--- Data for processing ---

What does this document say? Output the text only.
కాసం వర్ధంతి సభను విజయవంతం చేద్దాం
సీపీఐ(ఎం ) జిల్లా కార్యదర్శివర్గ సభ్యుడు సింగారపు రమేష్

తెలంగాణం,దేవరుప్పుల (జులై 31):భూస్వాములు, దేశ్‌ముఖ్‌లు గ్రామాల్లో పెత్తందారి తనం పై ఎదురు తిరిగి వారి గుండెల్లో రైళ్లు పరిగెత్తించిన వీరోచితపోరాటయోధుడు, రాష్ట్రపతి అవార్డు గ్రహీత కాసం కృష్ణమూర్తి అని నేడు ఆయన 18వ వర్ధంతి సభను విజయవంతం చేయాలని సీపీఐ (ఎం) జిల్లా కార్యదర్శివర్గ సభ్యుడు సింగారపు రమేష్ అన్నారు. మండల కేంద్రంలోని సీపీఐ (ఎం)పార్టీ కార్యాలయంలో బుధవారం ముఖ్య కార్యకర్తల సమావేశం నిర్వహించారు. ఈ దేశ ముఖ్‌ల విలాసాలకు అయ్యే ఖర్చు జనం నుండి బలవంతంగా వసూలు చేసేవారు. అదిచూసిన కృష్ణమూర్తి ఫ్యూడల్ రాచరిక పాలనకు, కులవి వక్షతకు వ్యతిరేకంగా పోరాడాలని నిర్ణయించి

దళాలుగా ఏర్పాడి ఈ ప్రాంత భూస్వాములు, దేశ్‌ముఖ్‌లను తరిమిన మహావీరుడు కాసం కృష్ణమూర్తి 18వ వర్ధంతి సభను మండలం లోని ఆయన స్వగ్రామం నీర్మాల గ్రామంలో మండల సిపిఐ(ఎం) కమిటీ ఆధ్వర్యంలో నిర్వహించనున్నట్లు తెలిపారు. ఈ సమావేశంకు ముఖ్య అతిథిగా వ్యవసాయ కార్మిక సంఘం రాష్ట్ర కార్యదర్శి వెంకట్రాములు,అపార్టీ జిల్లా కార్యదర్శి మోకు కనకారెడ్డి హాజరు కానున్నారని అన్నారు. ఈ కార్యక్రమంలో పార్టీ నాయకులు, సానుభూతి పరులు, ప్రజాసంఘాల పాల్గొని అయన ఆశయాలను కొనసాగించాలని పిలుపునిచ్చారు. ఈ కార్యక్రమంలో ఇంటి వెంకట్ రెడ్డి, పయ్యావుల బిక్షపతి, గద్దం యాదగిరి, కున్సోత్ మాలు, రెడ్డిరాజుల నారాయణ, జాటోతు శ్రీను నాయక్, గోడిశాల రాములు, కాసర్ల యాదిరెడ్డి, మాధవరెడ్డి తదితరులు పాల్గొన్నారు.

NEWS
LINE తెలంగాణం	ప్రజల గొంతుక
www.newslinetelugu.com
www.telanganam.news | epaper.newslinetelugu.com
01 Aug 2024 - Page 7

---

» **Stated exercise**
Copy each line of the data above without altering a single character.

» **Solution**
What does this document say? Output the text only.
కాసం వర్ధంతి సభను విజయవంతం చేద్దాం
సీపీఐ(ఎం ) జిల్లా కార్యదర్శివర్గ సభ్యుడు సింగారపు రమేష్

తెలంగాణం,దేవరుప్పుల (జులై 31):భూస్వాములు, దేశ్‌ముఖ్‌లు గ్రామాల్లో పెత్తందారి తనం పై ఎదురు తిరిగి వారి గుండెల్లో రైళ్లు పరిగెత్తించిన వీరోచితపోరాటయోధుడు, రాష్ట్రపతి అవార్డు గ్రహీత కాసం కృష్ణమూర్తి అని నేడు ఆయన 18వ వర్ధంతి సభను విజయవంతం చేయాలని సీపీఐ (ఎం) జిల్లా కార్యదర్శివర్గ సభ్యుడు సింగారపు రమేష్ అన్నారు. మండల కేంద్రంలోని సీపీఐ (ఎం)పార్టీ కార్యాలయంలో బుధవారం ముఖ్య కార్యకర్తల సమావేశం నిర్వహించారు. ఈ దేశ ముఖ్‌ల విలాసాలకు అయ్యే ఖర్చు జనం నుండి బలవంతంగా వసూలు చేసేవారు. అదిచూసిన కృష్ణమూర్తి ఫ్యూడల్ రాచరిక పాలనకు, కులవి వక్షతకు వ్యతిరేకంగా పోరాడాలని నిర్ణయించి

దళాలుగా ఏర్పాడి ఈ ప్రాంత భూస్వాములు, దేశ్‌ముఖ్‌లను తరిమిన మహావీరుడు కాసం కృష్ణమూర్తి 18వ వర్ధంతి సభను మండలం లోని ఆయన స్వగ్రామం నీర్మాల గ్రామంలో మండల సిపిఐ(ఎం) కమిటీ ఆధ్వర్యంలో నిర్వహించనున్నట్లు తెలిపారు. ఈ సమావేశంకు ముఖ్య అతిథిగా వ్యవసాయ కార్మిక సంఘం రాష్ట్ర కార్యదర్శి వెంకట్రాములు,అపార్టీ జిల్లా కార్యదర్శి మోకు కనకారెడ్డి హాజరు కానున్నారని అన్నారు. ఈ కార్యక్రమంలో పార్టీ నాయకులు, సానుభూతి పరులు, ప్రజాసంఘాల పాల్గొని అయన ఆశయాలను కొనసాగించాలని పిలుపునిచ్చారు. ఈ కార్యక్రమంలో ఇంటి వెంకట్ రెడ్డి, పయ్యావుల బిక్షపతి, గద్దం యాదగిరి, కున్సోత్ మాలు, రెడ్డిరాజుల నారాయణ, జాటోతు శ్రీను నాయక్, గోడిశాల రాములు, కాసర్ల యాదిరెడ్డి, మాధవరెడ్డి తదితరులు పాల్గొన్నారు.

NEWS
LINE తెలంగాణం	ప్రజల గొంతుక
www.newslinetelugu.com
www.telanganam.news | epaper.newslinetelugu.com
01 Aug 2024 - Page 7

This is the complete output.